_Instructions for the task_
Exact reproduction is required for all entries.

──────── Listed records

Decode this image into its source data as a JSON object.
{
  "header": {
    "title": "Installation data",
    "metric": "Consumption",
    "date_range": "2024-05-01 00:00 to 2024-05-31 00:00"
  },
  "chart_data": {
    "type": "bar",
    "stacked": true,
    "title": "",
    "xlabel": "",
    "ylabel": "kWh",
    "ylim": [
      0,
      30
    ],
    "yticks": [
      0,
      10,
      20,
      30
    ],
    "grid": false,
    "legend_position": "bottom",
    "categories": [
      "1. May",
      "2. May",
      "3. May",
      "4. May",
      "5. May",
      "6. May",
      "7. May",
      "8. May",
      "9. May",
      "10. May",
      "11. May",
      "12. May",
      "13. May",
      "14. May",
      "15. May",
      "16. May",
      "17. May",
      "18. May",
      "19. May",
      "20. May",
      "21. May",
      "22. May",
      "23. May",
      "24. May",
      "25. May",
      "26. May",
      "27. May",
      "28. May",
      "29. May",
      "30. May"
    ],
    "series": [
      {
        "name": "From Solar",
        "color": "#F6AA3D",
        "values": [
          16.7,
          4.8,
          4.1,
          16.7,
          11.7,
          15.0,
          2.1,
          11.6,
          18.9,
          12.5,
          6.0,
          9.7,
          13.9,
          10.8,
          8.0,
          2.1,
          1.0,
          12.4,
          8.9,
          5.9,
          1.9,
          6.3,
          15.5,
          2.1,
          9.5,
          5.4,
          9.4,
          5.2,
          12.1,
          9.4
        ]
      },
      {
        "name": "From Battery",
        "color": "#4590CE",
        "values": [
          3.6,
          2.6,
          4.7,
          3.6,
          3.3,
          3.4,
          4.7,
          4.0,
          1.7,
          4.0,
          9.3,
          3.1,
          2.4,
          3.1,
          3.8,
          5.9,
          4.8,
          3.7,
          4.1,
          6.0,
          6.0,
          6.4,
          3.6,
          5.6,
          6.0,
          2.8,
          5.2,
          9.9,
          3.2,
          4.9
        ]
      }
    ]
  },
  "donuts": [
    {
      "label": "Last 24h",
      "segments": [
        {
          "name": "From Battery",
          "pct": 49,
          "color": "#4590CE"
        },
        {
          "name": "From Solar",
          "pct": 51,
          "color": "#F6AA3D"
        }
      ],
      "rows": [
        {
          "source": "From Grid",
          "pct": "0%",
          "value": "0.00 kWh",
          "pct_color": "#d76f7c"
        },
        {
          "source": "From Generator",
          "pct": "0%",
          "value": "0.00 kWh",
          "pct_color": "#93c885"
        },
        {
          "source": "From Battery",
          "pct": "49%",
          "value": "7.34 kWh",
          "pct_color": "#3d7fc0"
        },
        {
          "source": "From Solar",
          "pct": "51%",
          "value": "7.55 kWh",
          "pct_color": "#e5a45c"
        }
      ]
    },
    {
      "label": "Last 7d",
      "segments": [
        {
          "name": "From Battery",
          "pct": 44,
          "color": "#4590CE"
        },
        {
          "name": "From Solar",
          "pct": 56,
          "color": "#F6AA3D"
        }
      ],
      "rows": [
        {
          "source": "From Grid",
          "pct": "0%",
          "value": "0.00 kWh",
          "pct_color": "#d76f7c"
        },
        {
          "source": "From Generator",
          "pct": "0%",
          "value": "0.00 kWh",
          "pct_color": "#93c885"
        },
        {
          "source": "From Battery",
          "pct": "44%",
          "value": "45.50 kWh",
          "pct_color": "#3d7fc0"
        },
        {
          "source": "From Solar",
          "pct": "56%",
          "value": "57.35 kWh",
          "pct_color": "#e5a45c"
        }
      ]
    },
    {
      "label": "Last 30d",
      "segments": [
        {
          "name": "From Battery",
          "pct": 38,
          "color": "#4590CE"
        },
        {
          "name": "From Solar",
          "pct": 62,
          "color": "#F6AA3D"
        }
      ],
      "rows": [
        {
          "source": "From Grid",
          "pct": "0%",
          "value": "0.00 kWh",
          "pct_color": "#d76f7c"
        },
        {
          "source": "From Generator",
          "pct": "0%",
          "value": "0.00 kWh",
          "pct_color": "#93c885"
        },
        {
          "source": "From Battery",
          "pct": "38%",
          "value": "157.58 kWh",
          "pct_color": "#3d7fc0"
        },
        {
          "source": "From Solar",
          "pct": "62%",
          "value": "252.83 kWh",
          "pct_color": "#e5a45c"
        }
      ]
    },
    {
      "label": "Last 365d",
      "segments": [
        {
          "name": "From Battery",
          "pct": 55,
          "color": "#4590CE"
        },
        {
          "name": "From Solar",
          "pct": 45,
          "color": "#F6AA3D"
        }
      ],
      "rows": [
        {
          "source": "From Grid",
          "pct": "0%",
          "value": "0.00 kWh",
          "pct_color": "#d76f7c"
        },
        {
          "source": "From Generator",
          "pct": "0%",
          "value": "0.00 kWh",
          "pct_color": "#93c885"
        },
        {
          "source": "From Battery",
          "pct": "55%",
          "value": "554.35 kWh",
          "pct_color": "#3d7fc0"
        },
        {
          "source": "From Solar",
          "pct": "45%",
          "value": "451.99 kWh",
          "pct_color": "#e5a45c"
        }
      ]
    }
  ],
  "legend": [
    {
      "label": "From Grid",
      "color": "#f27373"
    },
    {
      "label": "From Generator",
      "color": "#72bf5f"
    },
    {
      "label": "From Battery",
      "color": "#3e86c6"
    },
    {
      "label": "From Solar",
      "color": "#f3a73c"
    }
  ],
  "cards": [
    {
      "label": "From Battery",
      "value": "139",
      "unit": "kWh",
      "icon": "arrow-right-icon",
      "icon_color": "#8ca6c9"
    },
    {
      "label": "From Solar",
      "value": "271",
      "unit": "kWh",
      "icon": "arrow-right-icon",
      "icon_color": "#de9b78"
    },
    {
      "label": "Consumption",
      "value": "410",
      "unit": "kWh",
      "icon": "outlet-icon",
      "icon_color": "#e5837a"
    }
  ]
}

────────────────

_Exercise response_
Decode this image into its source data as a JSON object.
{
  "header": {
    "title": "Installation data",
    "metric": "Consumption",
    "date_range": "2024-05-01 00:00 to 2024-05-31 00:00"
  },
  "chart_data": {
    "type": "bar",
    "stacked": true,
    "title": "",
    "xlabel": "",
    "ylabel": "kWh",
    "ylim": [
      0,
      30
    ],
    "yticks": [
      0,
      10,
      20,
      30
    ],
    "grid": false,
    "legend_position": "bottom",
    "categories": [
      "1. May",
      "2. May",
      "3. May",
      "4. May",
      "5. May",
      "6. May",
      "7. May",
      "8. May",
      "9. May",
      "10. May",
      "11. May",
      "12. May",
      "13. May",
      "14. May",
      "15. May",
      "16. May",
      "17. May",
      "18. May",
      "19. May",
      "20. May",
      "21. May",
      "22. May",
      "23. May",
      "24. May",
      "25. May",
      "26. May",
      "27. May",
      "28. May",
      "29. May",
      "30. May"
    ],
    "series": [
      {
        "name": "From Solar",
        "color": "#F6AA3D",
        "values": [
          16.7,
          4.8,
          4.1,
          16.7,
          11.7,
          15.0,
          2.1,
          11.6,
          18.9,
          12.5,
          6.0,
          9.7,
          13.9,
          10.8,
          8.0,
          2.1,
          1.0,
          12.4,
          8.9,
          5.9,
          1.9,
          6.3,
          15.5,
          2.1,
          9.5,
          5.4,
          9.4,
          5.2,
          12.1,
          9.4
        ]
      },
      {
        "name": "From Battery",
        "color": "#4590CE",
        "values": [
          3.6,
          2.6,
          4.7,
          3.6,
          3.3,
          3.4,
          4.7,
          4.0,
          1.7,
          4.0,
          9.3,
          3.1,
          2.4,
          3.1,
          3.8,
          5.9,
          4.8,
          3.7,
          4.1,
          6.0,
          6.0,
          6.4,
          3.6,
          5.6,
          6.0,
          2.8,
          5.2,
          9.9,
          3.2,
          4.9
        ]
      }
    ]
  },
  "donuts": [
    {
      "label": "Last 24h",
      "segments": [
        {
          "name": "From Battery",
          "pct": 49,
          "color": "#4590CE"
        },
        {
          "name": "From Solar",
          "pct": 51,
          "color": "#F6AA3D"
        }
      ],
      "rows": [
        {
          "source": "From Grid",
          "pct": "0%",
          "value": "0.00 kWh",
          "pct_color": "#d76f7c"
        },
        {
          "source": "From Generator",
          "pct": "0%",
          "value": "0.00 kWh",
          "pct_color": "#93c885"
        },
        {
          "source": "From Battery",
          "pct": "49%",
          "value": "7.34 kWh",
          "pct_color": "#3d7fc0"
        },
        {
          "source": "From Solar",
          "pct": "51%",
          "value": "7.55 kWh",
          "pct_color": "#e5a45c"
        }
      ]
    },
    {
      "label": "Last 7d",
      "segments": [
        {
          "name": "From Battery",
          "pct": 44,
          "color": "#4590CE"
        },
        {
          "name": "From Solar",
          "pct": 56,
          "color": "#F6AA3D"
        }
      ],
      "rows": [
        {
          "source": "From Grid",
          "pct": "0%",
          "value": "0.00 kWh",
          "pct_color": "#d76f7c"
        },
        {
          "source": "From Generator",
          "pct": "0%",
          "value": "0.00 kWh",
          "pct_color": "#93c885"
        },
        {
          "source": "From Battery",
          "pct": "44%",
          "value": "45.50 kWh",
          "pct_color": "#3d7fc0"
        },
        {
          "source": "From Solar",
          "pct": "56%",
          "value": "57.35 kWh",
          "pct_color": "#e5a45c"
        }
      ]
    },
    {
      "label": "Last 30d",
      "segments": [
        {
          "name": "From Battery",
          "pct": 38,
          "color": "#4590CE"
        },
        {
          "name": "From Solar",
          "pct": 62,
          "color": "#F6AA3D"
        }
      ],
      "rows": [
        {
          "source": "From Grid",
          "pct": "0%",
          "value": "0.00 kWh",
          "pct_color": "#d76f7c"
        },
        {
          "source": "From Generator",
          "pct": "0%",
          "value": "0.00 kWh",
          "pct_color": "#93c885"
        },
        {
          "source": "From Battery",
          "pct": "38%",
          "value": "157.58 kWh",
          "pct_color": "#3d7fc0"
        },
        {
          "source": "From Solar",
          "pct": "62%",
          "value": "252.83 kWh",
          "pct_color": "#e5a45c"
        }
      ]
    },
    {
      "label": "Last 365d",
      "segments": [
        {
          "name": "From Battery",
          "pct": 55,
          "color": "#4590CE"
        },
        {
          "name": "From Solar",
          "pct": 45,
          "color": "#F6AA3D"
        }
      ],
      "rows": [
        {
          "source": "From Grid",
          "pct": "0%",
          "value": "0.00 kWh",
          "pct_color": "#d76f7c"
        },
        {
          "source": "From Generator",
          "pct": "0%",
          "value": "0.00 kWh",
          "pct_color": "#93c885"
        },
        {
          "source": "From Battery",
          "pct": "55%",
          "value": "554.35 kWh",
          "pct_color": "#3d7fc0"
        },
        {
          "source": "From Solar",
          "pct": "45%",
          "value": "451.99 kWh",
          "pct_color": "#e5a45c"
        }
      ]
    }
  ],
  "legend": [
    {
      "label": "From Grid",
      "color": "#f27373"
    },
    {
      "label": "From Generator",
      "color": "#72bf5f"
    },
    {
      "label": "From Battery",
      "color": "#3e86c6"
    },
    {
      "label": "From Solar",
      "color": "#f3a73c"
    }
  ],
  "cards": [
    {
      "label": "From Battery",
      "value": "139",
      "unit": "kWh",
      "icon": "arrow-right-icon",
      "icon_color": "#8ca6c9"
    },
    {
      "label": "From Solar",
      "value": "271",
      "unit": "kWh",
      "icon": "arrow-right-icon",
      "icon_color": "#de9b78"
    },
    {
      "label": "Consumption",
      "value": "410",
      "unit": "kWh",
      "icon": "outlet-icon",
      "icon_color": "#e5837a"
    }
  ]
}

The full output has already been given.